--- Task details ---
Hunt for the word "Fuente" across the entries below, copying each line that holds it.

--- Data shown ---
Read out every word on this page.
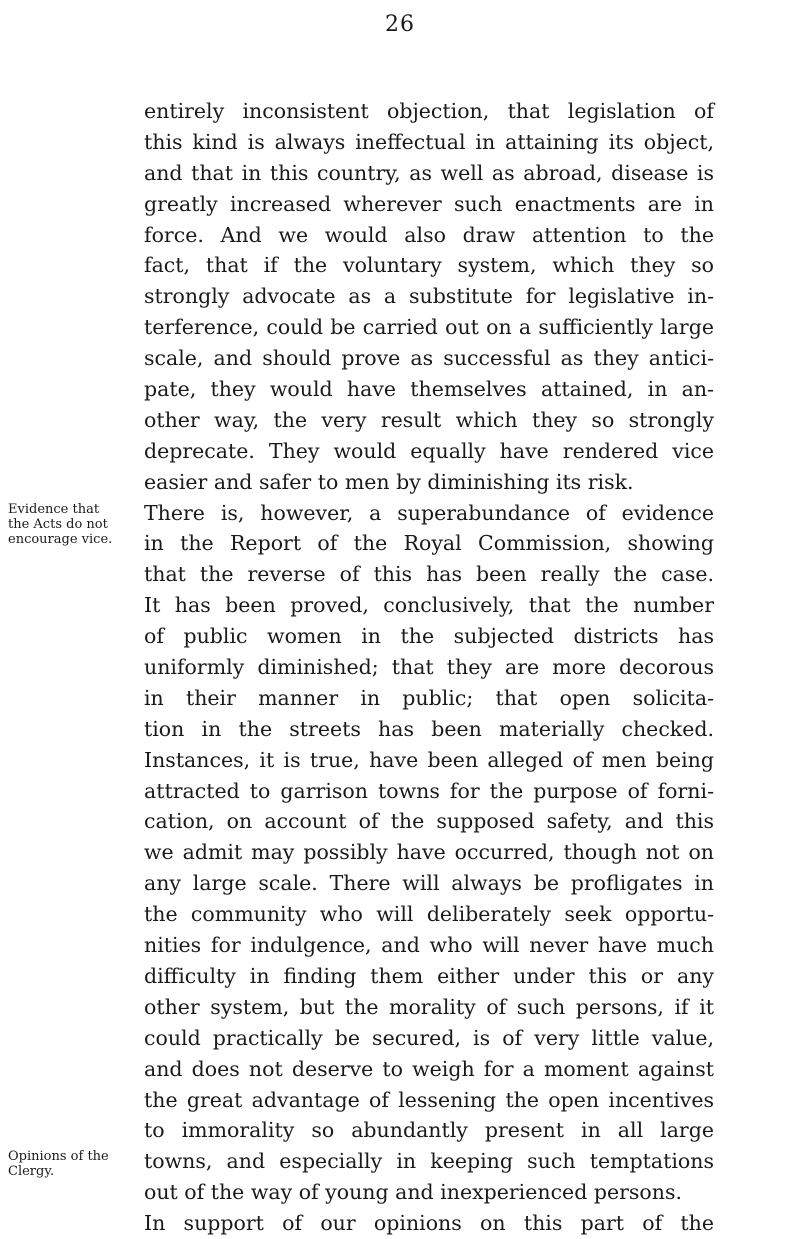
26
Evidence that
the Acts do not
encourage vice.
Opinions of the
Clergy.
entirely inconsistent objection, that legislation of
this kind is always ineffectual in attaining its object,
and that in this country, as well as abroad, disease is
greatly increased wherever such enactments are in
force. And we would also draw attention to the
fact, that if the voluntary system, which they so
strongly advocate as a substitute for legislative in-
terference, could be carried out on a sufficiently large
scale, and should prove as successful as they antici-
pate, they would have themselves attained, in an-
other way, the very result which they so strongly
deprecate. They would equally have rendered vice
easier and safer to men by diminishing its risk.
There is, however, a superabundance of evidence
in the Report of the Royal Commission, showing
that the reverse of this has been really the case.
It has been proved, conclusively, that the number
of public women in the subjected districts has
uniformly diminished; that they are more decorous
in their manner in public; that open solicita-
tion in the streets has been materially checked.
Instances, it is true, have been alleged of men being
attracted to garrison towns for the purpose of forni-
cation, on account of the supposed safety, and this
we admit may possibly have occurred, though not on
any large scale. There will always be profligates in
the community who will deliberately seek opportu-
nities for indulgence, and who will never have much
difficulty in finding them either under this or any
other system, but the morality of such persons, if it
could practically be secured, is of very little value,
and does not deserve to weigh for a moment against
the great advantage of lessening the open incentives
to immorality so abundantly present in all large
towns, and especially in keeping such temptations
out of the way of young and inexperienced persons.
In support of our opinions on this part of the
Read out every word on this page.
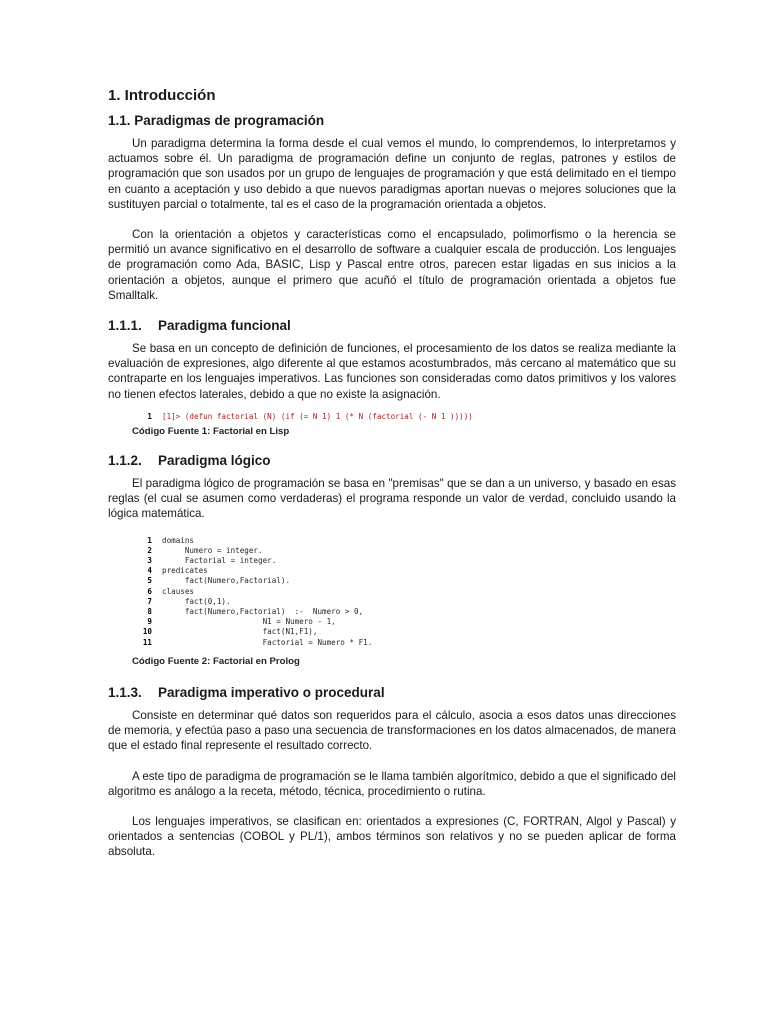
1. Introducción
1.1. Paradigmas de programación

Un paradigma determina la forma desde el cual vemos el mundo, lo comprendemos, lo interpretamos y actuamos sobre él. Un paradigma de programación define un conjunto de reglas, patrones y estilos de programación que son usados por un grupo de lenguajes de programación y que está delimitado en el tiempo en cuanto a aceptación y uso debido a que nuevos paradigmas aportan nuevas o mejores soluciones que la sustituyen parcial o totalmente, tal es el caso de la programación orientada a objetos.

Con la orientación a objetos y características como el encapsulado, polimorfismo o la herencia se permitió un avance significativo en el desarrollo de software a cualquier escala de producción. Los lenguajes de programación como Ada, BASIC, Lisp y Pascal entre otros, parecen estar ligadas en sus inicios a la orientación a objetos, aunque el primero que acuñó el título de programación orientada a objetos fue Smalltalk.

1.1.1.	Paradigma funcional

Se basa en un concepto de definición de funciones, el procesamiento de los datos se realiza mediante la evaluación de expresiones, algo diferente al que estamos acostumbrados, más cercano al matemático que su contraparte en los lenguajes imperativos. Las funciones son consideradas como datos primitivos y los valores no tienen efectos laterales, debido a que no existe la asignación.

1	[1]> (defun factorial (N) (if (= N 1) 1 (* N (factorial (- N 1 )))))
Código Fuente 1: Factorial en Lisp
1.1.2.	Paradigma lógico

El paradigma lógico de programación se basa en "premisas" que se dan a un universo, y basado en esas reglas (el cual se asumen como verdaderas) el programa responde un valor de verdad, concluido usando la lógica matemática.

1	domains
2	Numero = integer.
3	Factorial = integer.
4	predicates
5	fact(Numero,Factorial).
6	clauses
7	fact(0,1).
8	fact(Numero,Factorial)  :-  Numero > 0,
9	N1 = Numero - 1,
10	fact(N1,F1),
11	Factorial = Numero * F1.
Código Fuente 2: Factorial en Prolog
1.1.3.	Paradigma imperativo o procedural

Consiste en determinar qué datos son requeridos para el cálculo, asocia a esos datos unas direcciones de memoria, y efectúa paso a paso una secuencia de transformaciones en los datos almacenados, de manera que el estado final represente el resultado correcto.

A este tipo de paradigma de programación se le llama también algorítmico, debido a que el significado del algoritmo es análogo a la receta, método, técnica, procedimiento o rutina.

Los lenguajes imperativos, se clasifican en: orientados a expresiones (C, FORTRAN, Algol y Pascal) y orientados a sentencias (COBOL y PL/1), ambos términos son relativos y no se pueden aplicar de forma absoluta.
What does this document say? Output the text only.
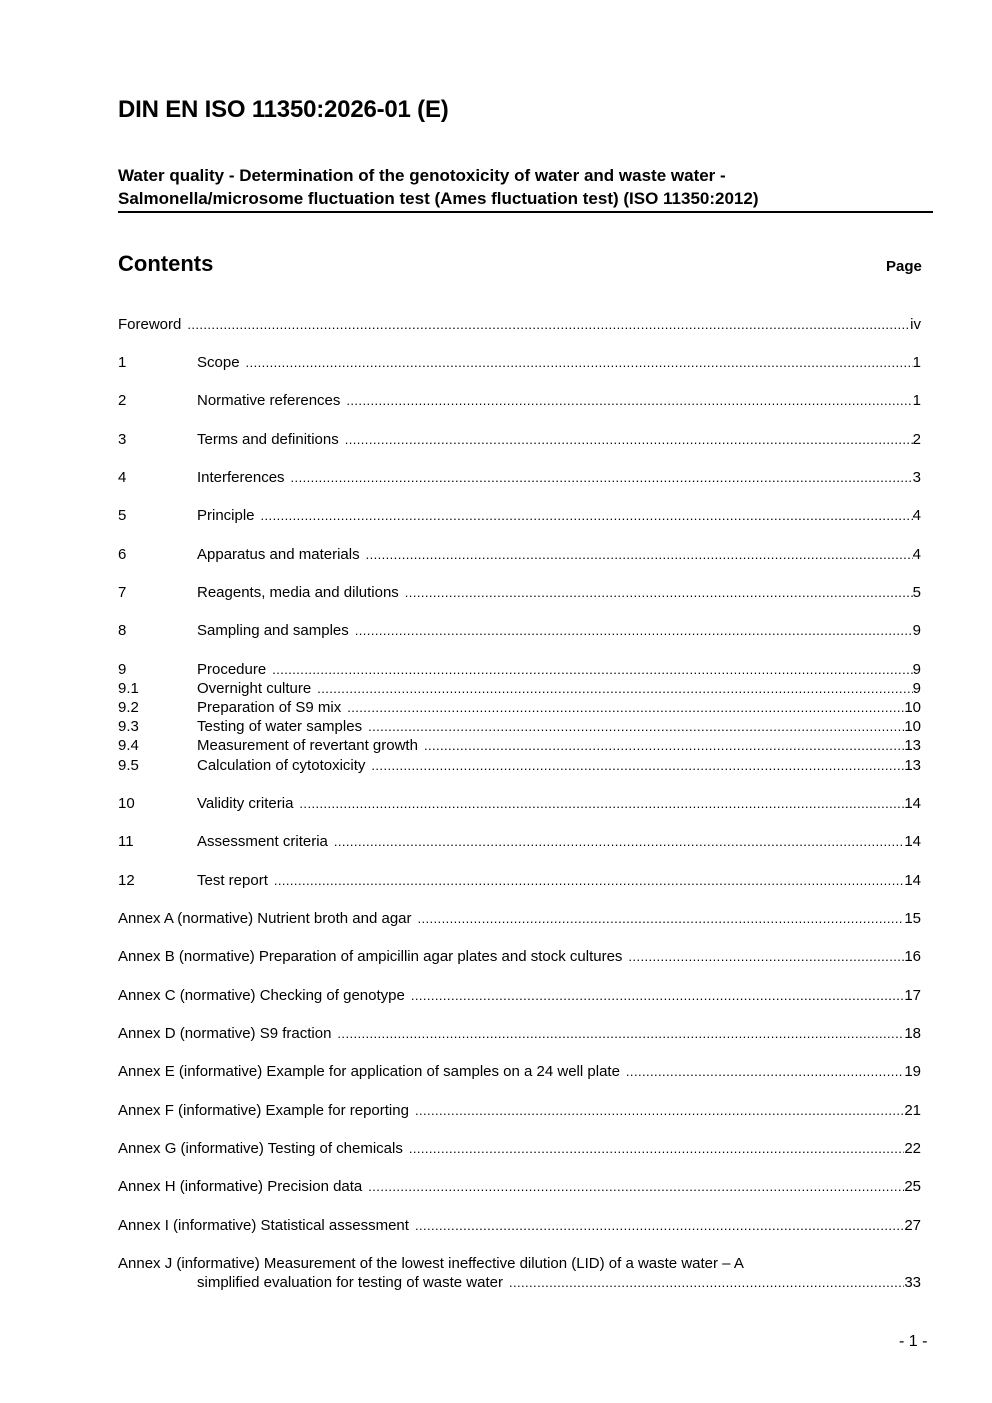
DIN EN ISO 11350:2026-01 (E)
Water quality - Determination of the genotoxicity of water and waste water -
Salmonella/microsome fluctuation test (Ames fluctuation test) (ISO 11350:2012)
Contents	Page
Foreword .....	iv
1	Scope .....	1
2	Normative references .....	1
3	Terms and definitions .....	2
4	Interferences .....	3
5	Principle .....	4
6	Apparatus and materials .....	4
7	Reagents, media and dilutions .....	5
8	Sampling and samples .....	9
9	Procedure .....	9
9.1	Overnight culture .....	9
9.2	Preparation of S9 mix .....	10
9.3	Testing of water samples .....	10
9.4	Measurement of revertant growth .....	13
9.5	Calculation of cytotoxicity .....	13
10	Validity criteria .....	14
11	Assessment criteria .....	14
12	Test report .....	14
Annex A (normative) Nutrient broth and agar .....	15
Annex B (normative) Preparation of ampicillin agar plates and stock cultures .....	16
Annex C (normative) Checking of genotype .....	17
Annex D (normative) S9 fraction .....	18
Annex E (informative) Example for application of samples on a 24 well plate .....	19
Annex F (informative) Example for reporting .....	21
Annex G (informative) Testing of chemicals .....	22
Annex H (informative) Precision data .....	25
Annex I (informative) Statistical assessment .....	27
Annex J (informative) Measurement of the lowest ineffective dilution (LID) of a waste water – A
simplified evaluation for testing of waste water .....	33
- 1 -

--- Exercise answer ---
Código Fuente 1: Factorial en Lisp
Código Fuente 2: Factorial en Prolog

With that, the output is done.